Please print all of the material below, word for word.

(Records that describe figures)

* Start *

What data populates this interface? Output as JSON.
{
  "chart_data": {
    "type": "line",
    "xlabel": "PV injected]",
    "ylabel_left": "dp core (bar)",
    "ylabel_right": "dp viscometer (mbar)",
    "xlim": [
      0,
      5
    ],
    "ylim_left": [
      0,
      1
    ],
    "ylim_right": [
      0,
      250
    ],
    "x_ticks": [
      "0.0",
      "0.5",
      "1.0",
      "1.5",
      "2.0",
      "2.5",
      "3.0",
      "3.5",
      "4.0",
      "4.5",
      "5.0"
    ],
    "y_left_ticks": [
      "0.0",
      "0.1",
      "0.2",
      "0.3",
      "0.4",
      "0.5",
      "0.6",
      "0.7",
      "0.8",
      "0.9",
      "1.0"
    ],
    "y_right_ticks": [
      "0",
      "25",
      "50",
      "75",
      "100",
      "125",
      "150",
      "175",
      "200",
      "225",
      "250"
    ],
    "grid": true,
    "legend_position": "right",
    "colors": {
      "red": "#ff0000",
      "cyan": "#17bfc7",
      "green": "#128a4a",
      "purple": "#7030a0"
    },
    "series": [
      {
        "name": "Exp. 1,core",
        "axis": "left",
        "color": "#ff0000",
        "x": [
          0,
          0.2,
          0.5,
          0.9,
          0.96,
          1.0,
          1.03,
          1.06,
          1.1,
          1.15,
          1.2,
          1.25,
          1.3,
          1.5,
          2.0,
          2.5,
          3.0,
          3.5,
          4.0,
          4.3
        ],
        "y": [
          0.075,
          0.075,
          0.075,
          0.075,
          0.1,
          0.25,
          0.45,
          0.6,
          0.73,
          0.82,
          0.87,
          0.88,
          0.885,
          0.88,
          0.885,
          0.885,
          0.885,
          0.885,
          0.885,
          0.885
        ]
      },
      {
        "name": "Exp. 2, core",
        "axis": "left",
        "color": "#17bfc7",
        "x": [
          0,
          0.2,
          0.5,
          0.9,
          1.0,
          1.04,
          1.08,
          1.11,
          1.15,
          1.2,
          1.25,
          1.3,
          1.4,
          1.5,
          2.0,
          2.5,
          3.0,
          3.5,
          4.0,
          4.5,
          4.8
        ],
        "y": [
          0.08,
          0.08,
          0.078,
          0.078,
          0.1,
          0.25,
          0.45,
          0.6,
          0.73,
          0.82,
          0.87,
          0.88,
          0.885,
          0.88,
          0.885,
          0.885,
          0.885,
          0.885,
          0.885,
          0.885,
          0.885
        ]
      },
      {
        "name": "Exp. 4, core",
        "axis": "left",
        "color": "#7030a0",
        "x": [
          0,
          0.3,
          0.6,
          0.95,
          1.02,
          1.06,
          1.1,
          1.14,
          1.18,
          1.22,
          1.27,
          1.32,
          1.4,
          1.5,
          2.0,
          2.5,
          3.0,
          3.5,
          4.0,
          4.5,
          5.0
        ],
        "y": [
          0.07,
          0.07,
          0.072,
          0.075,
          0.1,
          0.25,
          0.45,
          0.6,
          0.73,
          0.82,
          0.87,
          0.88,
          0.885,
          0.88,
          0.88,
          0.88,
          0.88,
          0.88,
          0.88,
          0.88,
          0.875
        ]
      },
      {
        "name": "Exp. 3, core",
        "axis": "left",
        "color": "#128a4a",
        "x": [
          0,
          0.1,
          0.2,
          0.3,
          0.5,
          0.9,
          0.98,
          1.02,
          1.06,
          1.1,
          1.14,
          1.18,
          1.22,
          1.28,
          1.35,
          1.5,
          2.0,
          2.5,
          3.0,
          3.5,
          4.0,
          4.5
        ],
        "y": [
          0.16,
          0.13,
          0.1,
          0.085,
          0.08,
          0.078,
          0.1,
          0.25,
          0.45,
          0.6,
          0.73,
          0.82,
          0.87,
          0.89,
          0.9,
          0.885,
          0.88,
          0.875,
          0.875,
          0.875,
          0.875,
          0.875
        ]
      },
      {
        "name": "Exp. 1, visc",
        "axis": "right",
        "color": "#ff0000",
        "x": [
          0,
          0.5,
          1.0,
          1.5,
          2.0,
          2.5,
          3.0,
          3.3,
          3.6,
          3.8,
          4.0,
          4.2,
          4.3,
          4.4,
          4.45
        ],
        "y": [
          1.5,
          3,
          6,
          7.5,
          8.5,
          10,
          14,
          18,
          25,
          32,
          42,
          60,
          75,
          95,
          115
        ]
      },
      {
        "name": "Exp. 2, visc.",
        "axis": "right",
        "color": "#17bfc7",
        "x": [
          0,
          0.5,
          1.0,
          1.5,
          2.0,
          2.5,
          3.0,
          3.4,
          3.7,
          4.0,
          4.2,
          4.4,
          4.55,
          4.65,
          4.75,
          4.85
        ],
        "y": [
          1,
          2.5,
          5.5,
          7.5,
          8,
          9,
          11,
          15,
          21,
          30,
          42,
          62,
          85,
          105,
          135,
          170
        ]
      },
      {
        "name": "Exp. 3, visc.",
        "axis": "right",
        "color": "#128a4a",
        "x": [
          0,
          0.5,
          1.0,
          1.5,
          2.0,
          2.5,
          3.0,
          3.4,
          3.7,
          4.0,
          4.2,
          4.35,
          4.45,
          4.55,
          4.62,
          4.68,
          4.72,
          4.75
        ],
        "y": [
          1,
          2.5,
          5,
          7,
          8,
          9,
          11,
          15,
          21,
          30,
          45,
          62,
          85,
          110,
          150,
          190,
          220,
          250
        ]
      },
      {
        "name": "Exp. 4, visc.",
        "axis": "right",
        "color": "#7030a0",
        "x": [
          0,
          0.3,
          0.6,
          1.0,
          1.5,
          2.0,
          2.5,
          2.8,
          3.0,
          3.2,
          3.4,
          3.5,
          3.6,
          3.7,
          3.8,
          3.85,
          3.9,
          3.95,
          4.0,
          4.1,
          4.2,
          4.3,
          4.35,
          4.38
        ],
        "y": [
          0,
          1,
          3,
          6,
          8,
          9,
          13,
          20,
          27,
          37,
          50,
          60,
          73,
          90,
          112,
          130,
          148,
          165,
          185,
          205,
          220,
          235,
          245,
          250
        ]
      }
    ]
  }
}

* End *

:: Solution ::
What data populates this interface? Output as JSON.
{
  "chart_data": {
    "type": "line",
    "xlabel": "PV injected]",
    "ylabel_left": "dp core (bar)",
    "ylabel_right": "dp viscometer (mbar)",
    "xlim": [
      0,
      5
    ],
    "ylim_left": [
      0,
      1
    ],
    "ylim_right": [
      0,
      250
    ],
    "x_ticks": [
      "0.0",
      "0.5",
      "1.0",
      "1.5",
      "2.0",
      "2.5",
      "3.0",
      "3.5",
      "4.0",
      "4.5",
      "5.0"
    ],
    "y_left_ticks": [
      "0.0",
      "0.1",
      "0.2",
      "0.3",
      "0.4",
      "0.5",
      "0.6",
      "0.7",
      "0.8",
      "0.9",
      "1.0"
    ],
    "y_right_ticks": [
      "0",
      "25",
      "50",
      "75",
      "100",
      "125",
      "150",
      "175",
      "200",
      "225",
      "250"
    ],
    "grid": true,
    "legend_position": "right",
    "colors": {
      "red": "#ff0000",
      "cyan": "#17bfc7",
      "green": "#128a4a",
      "purple": "#7030a0"
    },
    "series": [
      {
        "name": "Exp. 1,core",
        "axis": "left",
        "color": "#ff0000",
        "x": [
          0,
          0.2,
          0.5,
          0.9,
          0.96,
          1.0,
          1.03,
          1.06,
          1.1,
          1.15,
          1.2,
          1.25,
          1.3,
          1.5,
          2.0,
          2.5,
          3.0,
          3.5,
          4.0,
          4.3
        ],
        "y": [
          0.075,
          0.075,
          0.075,
          0.075,
          0.1,
          0.25,
          0.45,
          0.6,
          0.73,
          0.82,
          0.87,
          0.88,
          0.885,
          0.88,
          0.885,
          0.885,
          0.885,
          0.885,
          0.885,
          0.885
        ]
      },
      {
        "name": "Exp. 2, core",
        "axis": "left",
        "color": "#17bfc7",
        "x": [
          0,
          0.2,
          0.5,
          0.9,
          1.0,
          1.04,
          1.08,
          1.11,
          1.15,
          1.2,
          1.25,
          1.3,
          1.4,
          1.5,
          2.0,
          2.5,
          3.0,
          3.5,
          4.0,
          4.5,
          4.8
        ],
        "y": [
          0.08,
          0.08,
          0.078,
          0.078,
          0.1,
          0.25,
          0.45,
          0.6,
          0.73,
          0.82,
          0.87,
          0.88,
          0.885,
          0.88,
          0.885,
          0.885,
          0.885,
          0.885,
          0.885,
          0.885,
          0.885
        ]
      },
      {
        "name": "Exp. 4, core",
        "axis": "left",
        "color": "#7030a0",
        "x": [
          0,
          0.3,
          0.6,
          0.95,
          1.02,
          1.06,
          1.1,
          1.14,
          1.18,
          1.22,
          1.27,
          1.32,
          1.4,
          1.5,
          2.0,
          2.5,
          3.0,
          3.5,
          4.0,
          4.5,
          5.0
        ],
        "y": [
          0.07,
          0.07,
          0.072,
          0.075,
          0.1,
          0.25,
          0.45,
          0.6,
          0.73,
          0.82,
          0.87,
          0.88,
          0.885,
          0.88,
          0.88,
          0.88,
          0.88,
          0.88,
          0.88,
          0.88,
          0.875
        ]
      },
      {
        "name": "Exp. 3, core",
        "axis": "left",
        "color": "#128a4a",
        "x": [
          0,
          0.1,
          0.2,
          0.3,
          0.5,
          0.9,
          0.98,
          1.02,
          1.06,
          1.1,
          1.14,
          1.18,
          1.22,
          1.28,
          1.35,
          1.5,
          2.0,
          2.5,
          3.0,
          3.5,
          4.0,
          4.5
        ],
        "y": [
          0.16,
          0.13,
          0.1,
          0.085,
          0.08,
          0.078,
          0.1,
          0.25,
          0.45,
          0.6,
          0.73,
          0.82,
          0.87,
          0.89,
          0.9,
          0.885,
          0.88,
          0.875,
          0.875,
          0.875,
          0.875,
          0.875
        ]
      },
      {
        "name": "Exp. 1, visc",
        "axis": "right",
        "color": "#ff0000",
        "x": [
          0,
          0.5,
          1.0,
          1.5,
          2.0,
          2.5,
          3.0,
          3.3,
          3.6,
          3.8,
          4.0,
          4.2,
          4.3,
          4.4,
          4.45
        ],
        "y": [
          1.5,
          3,
          6,
          7.5,
          8.5,
          10,
          14,
          18,
          25,
          32,
          42,
          60,
          75,
          95,
          115
        ]
      },
      {
        "name": "Exp. 2, visc.",
        "axis": "right",
        "color": "#17bfc7",
        "x": [
          0,
          0.5,
          1.0,
          1.5,
          2.0,
          2.5,
          3.0,
          3.4,
          3.7,
          4.0,
          4.2,
          4.4,
          4.55,
          4.65,
          4.75,
          4.85
        ],
        "y": [
          1,
          2.5,
          5.5,
          7.5,
          8,
          9,
          11,
          15,
          21,
          30,
          42,
          62,
          85,
          105,
          135,
          170
        ]
      },
      {
        "name": "Exp. 3, visc.",
        "axis": "right",
        "color": "#128a4a",
        "x": [
          0,
          0.5,
          1.0,
          1.5,
          2.0,
          2.5,
          3.0,
          3.4,
          3.7,
          4.0,
          4.2,
          4.35,
          4.45,
          4.55,
          4.62,
          4.68,
          4.72,
          4.75
        ],
        "y": [
          1,
          2.5,
          5,
          7,
          8,
          9,
          11,
          15,
          21,
          30,
          45,
          62,
          85,
          110,
          150,
          190,
          220,
          250
        ]
      },
      {
        "name": "Exp. 4, visc.",
        "axis": "right",
        "color": "#7030a0",
        "x": [
          0,
          0.3,
          0.6,
          1.0,
          1.5,
          2.0,
          2.5,
          2.8,
          3.0,
          3.2,
          3.4,
          3.5,
          3.6,
          3.7,
          3.8,
          3.85,
          3.9,
          3.95,
          4.0,
          4.1,
          4.2,
          4.3,
          4.35,
          4.38
        ],
        "y": [
          0,
          1,
          3,
          6,
          8,
          9,
          13,
          20,
          27,
          37,
          50,
          60,
          73,
          90,
          112,
          130,
          148,
          165,
          185,
          205,
          220,
          235,
          245,
          250
        ]
      }
    ]
  }
}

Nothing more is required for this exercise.